• _What the exercise asks_:
Select and copy out every line in the records containing "документация".
———
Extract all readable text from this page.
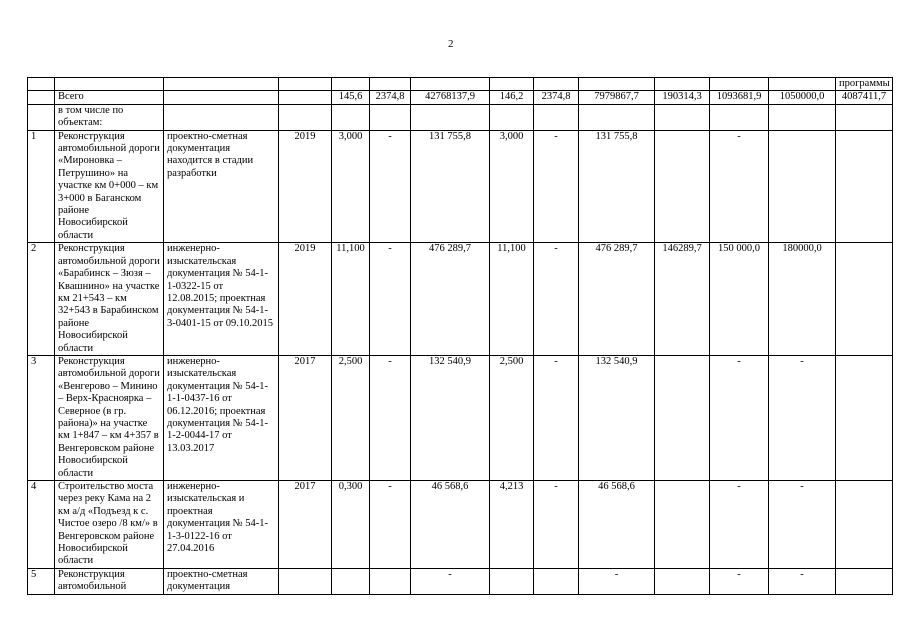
2
													программы
	Всего			145,6	2374,8	42768137,9	146,2	2374,8	7979867,7	190314,3	1093681,9	1050000,0	4087411,7
	в том числе по объектам:												
1	Реконструкция автомобильной дороги «Мироновка – Петрушино» на участке км 0+000 – км 3+000 в Баганском районе Новосибирской области	проектно-сметная документация находится в стадии разработки	2019	3,000	-	131 755,8	3,000	-	131 755,8		-		
2	Реконструкция автомобильной дороги «Барабинск – Зюзя – Квашнино» на участке км 21+543 – км 32+543 в Барабинском районе Новосибирской области	инженерно-изыскательская документация № 54-1-1-0322-15 от 12.08.2015; проектная документация № 54-1-3-0401-15 от 09.10.2015	2019	11,100	-	476 289,7	11,100	-	476 289,7	146289,7	150 000,0	180000,0	
3	Реконструкция автомобильной дороги «Венгерово – Минино – Верх-Красноярка – Северное (в гр. района)» на участке км 1+847 – км 4+357 в Венгеровском районе Новосибирской области	инженерно-изыскательская документация № 54-1-1-1-0437-16 от 06.12.2016; проектная документация № 54-1-1-2-0044-17 от 13.03.2017	2017	2,500	-	132 540,9	2,500	-	132 540,9		-	-	
4	Строительство моста через реку Кама на 2 км а/д «Подъезд к с. Чистое озеро /8 км/» в Венгеровском районе Новосибирской области	инженерно-изыскательская и проектная документация № 54-1-1-3-0122-16 от 27.04.2016	2017	0,300	-	46 568,6	4,213	-	46 568,6		-	-	
5	Реконструкция автомобильной	проектно-сметная документация				-			-		-	-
———
• _Written answer_:
1	Реконструкция автомобильной дороги «Мироновка – Петрушино» на участке км 0+000 – км 3+000 в Баганском районе Новосибирской области	проектно-сметная документация находится в стадии разработки	2019	3,000	-	131 755,8	3,000	-	131 755,8		-		
2	Реконструкция автомобильной дороги «Барабинск – Зюзя – Квашнино» на участке км 21+543 – км 32+543 в Барабинском районе Новосибирской области	инженерно-изыскательская документация № 54-1-1-0322-15 от 12.08.2015; проектная документация № 54-1-3-0401-15 от 09.10.2015	2019	11,100	-	476 289,7	11,100	-	476 289,7	146289,7	150 000,0	180000,0	
3	Реконструкция автомобильной дороги «Венгерово – Минино – Верх-Красноярка – Северное (в гр. района)» на участке км 1+847 – км 4+357 в Венгеровском районе Новосибирской области	инженерно-изыскательская документация № 54-1-1-1-0437-16 от 06.12.2016; проектная документация № 54-1-1-2-0044-17 от 13.03.2017	2017	2,500	-	132 540,9	2,500	-	132 540,9		-	-	
4	Строительство моста через реку Кама на 2 км а/д «Подъезд к с. Чистое озеро /8 км/» в Венгеровском районе Новосибирской области	инженерно-изыскательская и проектная документация № 54-1-1-3-0122-16 от 27.04.2016	2017	0,300	-	46 568,6	4,213	-	46 568,6		-	-	
5	Реконструкция автомобильной	проектно-сметная документация				-			-		-	-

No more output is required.